(Dataset items)
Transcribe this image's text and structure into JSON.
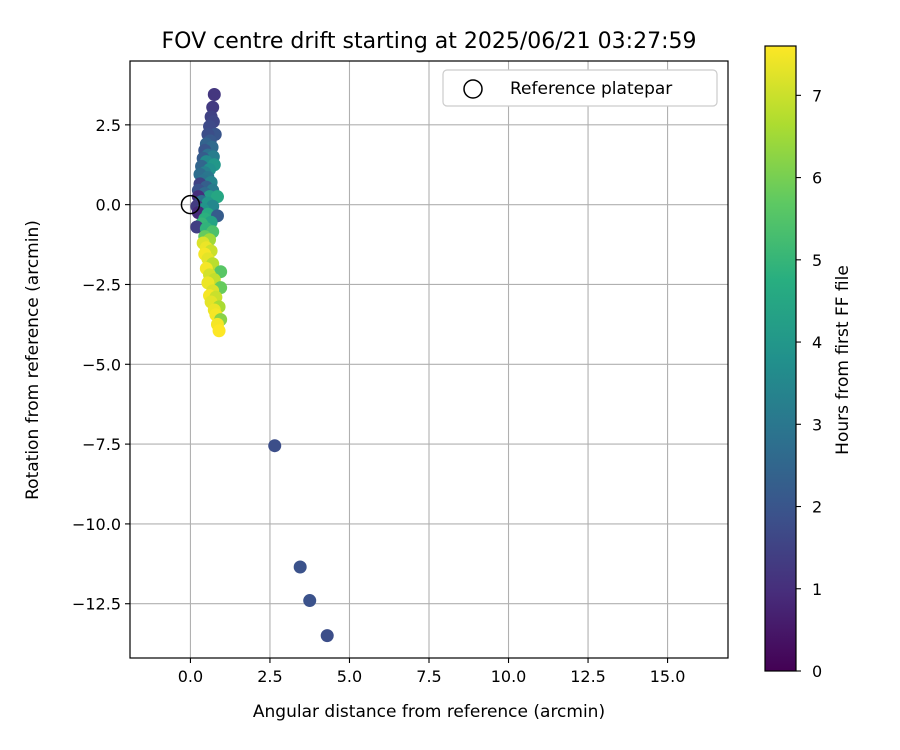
{
  "chart_data": {
    "type": "scatter",
    "title": "FOV centre drift starting at 2025/06/21 03:27:59",
    "xlabel": "Angular distance from reference (arcmin)",
    "ylabel": "Rotation from reference (arcmin)",
    "xlim": [
      -1.9,
      16.9
    ],
    "ylim": [
      -14.2,
      4.5
    ],
    "xticks": [
      0.0,
      2.5,
      5.0,
      7.5,
      10.0,
      12.5,
      15.0
    ],
    "xtick_labels": [
      "0.0",
      "2.5",
      "5.0",
      "7.5",
      "10.0",
      "12.5",
      "15.0"
    ],
    "yticks": [
      2.5,
      0.0,
      -2.5,
      -5.0,
      -7.5,
      -10.0,
      -12.5
    ],
    "ytick_labels": [
      "2.5",
      "0.0",
      "−2.5",
      "−5.0",
      "−7.5",
      "−10.0",
      "−12.5"
    ],
    "grid": true,
    "legend": {
      "placement": "top-right",
      "entries": [
        "Reference platepar"
      ]
    },
    "reference_point": {
      "x": 0.0,
      "y": 0.0
    },
    "colorbar": {
      "label": "Hours from first FF file",
      "min": 0,
      "max": 7.6,
      "ticks": [
        0,
        1,
        2,
        3,
        4,
        5,
        6,
        7
      ],
      "tick_labels": [
        "0",
        "1",
        "2",
        "3",
        "4",
        "5",
        "6",
        "7"
      ],
      "colormap": "viridis"
    },
    "points": [
      {
        "x": 0.75,
        "y": 3.45,
        "h": 1.2
      },
      {
        "x": 0.7,
        "y": 3.05,
        "h": 1.3
      },
      {
        "x": 0.65,
        "y": 2.75,
        "h": 1.5
      },
      {
        "x": 0.72,
        "y": 2.6,
        "h": 1.6
      },
      {
        "x": 0.6,
        "y": 2.45,
        "h": 1.7
      },
      {
        "x": 0.78,
        "y": 2.2,
        "h": 2.0
      },
      {
        "x": 0.55,
        "y": 2.2,
        "h": 1.8
      },
      {
        "x": 0.62,
        "y": 2.0,
        "h": 2.1
      },
      {
        "x": 0.5,
        "y": 1.9,
        "h": 2.4
      },
      {
        "x": 0.68,
        "y": 1.8,
        "h": 2.6
      },
      {
        "x": 0.45,
        "y": 1.7,
        "h": 2.0
      },
      {
        "x": 0.55,
        "y": 1.55,
        "h": 2.8
      },
      {
        "x": 0.72,
        "y": 1.5,
        "h": 3.2
      },
      {
        "x": 0.4,
        "y": 1.45,
        "h": 2.2
      },
      {
        "x": 0.5,
        "y": 1.35,
        "h": 3.6
      },
      {
        "x": 0.75,
        "y": 1.25,
        "h": 4.0
      },
      {
        "x": 0.35,
        "y": 1.2,
        "h": 2.5
      },
      {
        "x": 0.6,
        "y": 1.1,
        "h": 3.8
      },
      {
        "x": 0.45,
        "y": 1.0,
        "h": 3.3
      },
      {
        "x": 0.3,
        "y": 0.95,
        "h": 2.7
      },
      {
        "x": 0.55,
        "y": 0.85,
        "h": 3.0
      },
      {
        "x": 0.4,
        "y": 0.75,
        "h": 2.9
      },
      {
        "x": 0.65,
        "y": 0.7,
        "h": 3.4
      },
      {
        "x": 0.3,
        "y": 0.65,
        "h": 1.5
      },
      {
        "x": 0.5,
        "y": 0.55,
        "h": 2.3
      },
      {
        "x": 0.7,
        "y": 0.45,
        "h": 3.1
      },
      {
        "x": 0.25,
        "y": 0.45,
        "h": 1.9
      },
      {
        "x": 0.45,
        "y": 0.35,
        "h": 2.6
      },
      {
        "x": 0.6,
        "y": 0.25,
        "h": 4.2
      },
      {
        "x": 0.85,
        "y": 0.25,
        "h": 4.5
      },
      {
        "x": 0.25,
        "y": 0.25,
        "h": 1.0
      },
      {
        "x": 0.35,
        "y": 0.1,
        "h": 2.8
      },
      {
        "x": 0.55,
        "y": 0.05,
        "h": 4.0
      },
      {
        "x": 0.7,
        "y": -0.05,
        "h": 3.5
      },
      {
        "x": 0.2,
        "y": -0.05,
        "h": 1.3
      },
      {
        "x": 0.4,
        "y": -0.15,
        "h": 3.9
      },
      {
        "x": 0.25,
        "y": -0.25,
        "h": 0.9
      },
      {
        "x": 0.55,
        "y": -0.3,
        "h": 4.6
      },
      {
        "x": 0.85,
        "y": -0.35,
        "h": 2.2
      },
      {
        "x": 0.45,
        "y": -0.45,
        "h": 4.8
      },
      {
        "x": 0.65,
        "y": -0.55,
        "h": 4.4
      },
      {
        "x": 0.35,
        "y": -0.6,
        "h": 5.0
      },
      {
        "x": 0.2,
        "y": -0.7,
        "h": 1.4
      },
      {
        "x": 0.5,
        "y": -0.75,
        "h": 4.9
      },
      {
        "x": 0.7,
        "y": -0.85,
        "h": 5.4
      },
      {
        "x": 0.45,
        "y": -1.0,
        "h": 5.8
      },
      {
        "x": 0.6,
        "y": -1.1,
        "h": 6.5
      },
      {
        "x": 0.4,
        "y": -1.2,
        "h": 7.2
      },
      {
        "x": 0.5,
        "y": -1.35,
        "h": 7.4
      },
      {
        "x": 0.65,
        "y": -1.45,
        "h": 7.0
      },
      {
        "x": 0.45,
        "y": -1.55,
        "h": 7.5
      },
      {
        "x": 0.55,
        "y": -1.7,
        "h": 7.3
      },
      {
        "x": 0.7,
        "y": -1.85,
        "h": 6.8
      },
      {
        "x": 0.5,
        "y": -2.0,
        "h": 7.5
      },
      {
        "x": 0.95,
        "y": -2.1,
        "h": 5.6
      },
      {
        "x": 0.6,
        "y": -2.2,
        "h": 7.1
      },
      {
        "x": 0.75,
        "y": -2.35,
        "h": 6.9
      },
      {
        "x": 0.55,
        "y": -2.45,
        "h": 7.4
      },
      {
        "x": 0.95,
        "y": -2.6,
        "h": 5.8
      },
      {
        "x": 0.7,
        "y": -2.7,
        "h": 7.2
      },
      {
        "x": 0.6,
        "y": -2.85,
        "h": 7.5
      },
      {
        "x": 0.8,
        "y": -2.9,
        "h": 7.0
      },
      {
        "x": 0.65,
        "y": -3.05,
        "h": 7.3
      },
      {
        "x": 0.9,
        "y": -3.2,
        "h": 6.6
      },
      {
        "x": 0.75,
        "y": -3.3,
        "h": 7.4
      },
      {
        "x": 0.8,
        "y": -3.45,
        "h": 7.5
      },
      {
        "x": 0.95,
        "y": -3.6,
        "h": 6.2
      },
      {
        "x": 0.85,
        "y": -3.75,
        "h": 7.5
      },
      {
        "x": 0.9,
        "y": -3.95,
        "h": 7.6
      },
      {
        "x": 2.65,
        "y": -7.55,
        "h": 1.8
      },
      {
        "x": 3.45,
        "y": -11.35,
        "h": 1.9
      },
      {
        "x": 3.75,
        "y": -12.4,
        "h": 1.9
      },
      {
        "x": 4.3,
        "y": -13.5,
        "h": 1.8
      }
    ]
  }
}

INSTRUCTIONS TO FOLLOW —
Pick out the lines containing the string "from".

FINAL RESULT —
    "xlabel": "Angular distance from reference (arcmin)",
    "ylabel": "Rotation from reference (arcmin)",
      "label": "Hours from first FF file",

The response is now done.